--- BEGIN INPUT FOR THIS TASK ---

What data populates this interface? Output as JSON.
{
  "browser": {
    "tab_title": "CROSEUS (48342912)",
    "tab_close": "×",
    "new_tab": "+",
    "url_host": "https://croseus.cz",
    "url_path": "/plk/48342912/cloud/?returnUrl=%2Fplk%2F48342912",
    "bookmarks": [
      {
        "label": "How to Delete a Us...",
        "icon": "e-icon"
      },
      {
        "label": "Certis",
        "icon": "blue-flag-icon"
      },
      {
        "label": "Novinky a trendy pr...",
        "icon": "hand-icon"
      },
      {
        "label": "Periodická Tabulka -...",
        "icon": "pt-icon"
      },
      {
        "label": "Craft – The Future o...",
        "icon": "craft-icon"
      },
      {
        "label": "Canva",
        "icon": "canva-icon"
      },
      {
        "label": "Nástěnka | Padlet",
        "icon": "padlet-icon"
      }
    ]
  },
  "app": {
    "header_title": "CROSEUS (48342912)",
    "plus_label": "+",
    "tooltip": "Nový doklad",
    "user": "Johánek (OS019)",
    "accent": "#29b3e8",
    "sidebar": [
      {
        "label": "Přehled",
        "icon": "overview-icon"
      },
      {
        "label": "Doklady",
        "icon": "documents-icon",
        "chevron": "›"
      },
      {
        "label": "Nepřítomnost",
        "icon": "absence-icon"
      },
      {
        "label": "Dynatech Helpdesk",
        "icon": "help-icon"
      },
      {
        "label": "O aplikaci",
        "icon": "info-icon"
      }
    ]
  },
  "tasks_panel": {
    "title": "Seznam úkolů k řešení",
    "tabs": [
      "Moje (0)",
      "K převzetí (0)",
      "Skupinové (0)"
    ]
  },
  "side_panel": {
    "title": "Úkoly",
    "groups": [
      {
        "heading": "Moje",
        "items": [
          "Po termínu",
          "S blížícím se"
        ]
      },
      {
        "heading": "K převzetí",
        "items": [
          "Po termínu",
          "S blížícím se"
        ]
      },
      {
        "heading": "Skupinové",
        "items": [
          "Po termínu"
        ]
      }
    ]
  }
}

--- END INPUT FOR THIS TASK ---

GIVEN REQUEST ->
Copy out every entry again, exactly as it was given.

ANSWER TO THIS PROBLEM ->
What data populates this interface? Output as JSON.
{
  "browser": {
    "tab_title": "CROSEUS (48342912)",
    "tab_close": "×",
    "new_tab": "+",
    "url_host": "https://croseus.cz",
    "url_path": "/plk/48342912/cloud/?returnUrl=%2Fplk%2F48342912",
    "bookmarks": [
      {
        "label": "How to Delete a Us...",
        "icon": "e-icon"
      },
      {
        "label": "Certis",
        "icon": "blue-flag-icon"
      },
      {
        "label": "Novinky a trendy pr...",
        "icon": "hand-icon"
      },
      {
        "label": "Periodická Tabulka -...",
        "icon": "pt-icon"
      },
      {
        "label": "Craft – The Future o...",
        "icon": "craft-icon"
      },
      {
        "label": "Canva",
        "icon": "canva-icon"
      },
      {
        "label": "Nástěnka | Padlet",
        "icon": "padlet-icon"
      }
    ]
  },
  "app": {
    "header_title": "CROSEUS (48342912)",
    "plus_label": "+",
    "tooltip": "Nový doklad",
    "user": "Johánek (OS019)",
    "accent": "#29b3e8",
    "sidebar": [
      {
        "label": "Přehled",
        "icon": "overview-icon"
      },
      {
        "label": "Doklady",
        "icon": "documents-icon",
        "chevron": "›"
      },
      {
        "label": "Nepřítomnost",
        "icon": "absence-icon"
      },
      {
        "label": "Dynatech Helpdesk",
        "icon": "help-icon"
      },
      {
        "label": "O aplikaci",
        "icon": "info-icon"
      }
    ]
  },
  "tasks_panel": {
    "title": "Seznam úkolů k řešení",
    "tabs": [
      "Moje (0)",
      "K převzetí (0)",
      "Skupinové (0)"
    ]
  },
  "side_panel": {
    "title": "Úkoly",
    "groups": [
      {
        "heading": "Moje",
        "items": [
          "Po termínu",
          "S blížícím se"
        ]
      },
      {
        "heading": "K převzetí",
        "items": [
          "Po termínu",
          "S blížícím se"
        ]
      },
      {
        "heading": "Skupinové",
        "items": [
          "Po termínu"
        ]
      }
    ]
  }
}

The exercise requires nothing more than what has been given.